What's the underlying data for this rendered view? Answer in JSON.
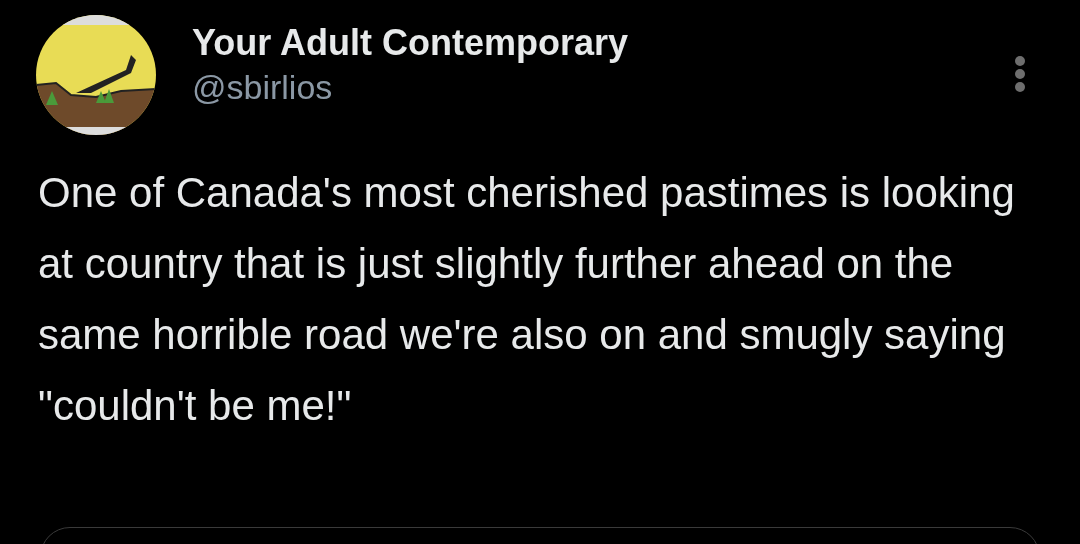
{
  "tweet": {
    "author": {
      "name": "Your Adult Contemporary",
      "handle": "@sbirlios"
    },
    "text": "One of Canada's most cherished pastimes is looking at country that is just slightly further ahead on the same horrible road we're also on and smugly saying \"couldn't be me!\"",
    "attachment": {
      "kind": "card"
    }
  }
}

| What the task asks |
Copy the whole of the material above exactly, but not its images.

| Problem solution |
What's the underlying data for this rendered view? Answer in JSON.
{
  "tweet": {
    "author": {
      "name": "Your Adult Contemporary",
      "handle": "@sbirlios"
    },
    "text": "One of Canada's most cherished pastimes is looking at country that is just slightly further ahead on the same horrible road we're also on and smugly saying \"couldn't be me!\"",
    "attachment": {
      "kind": "card"
    }
  }
}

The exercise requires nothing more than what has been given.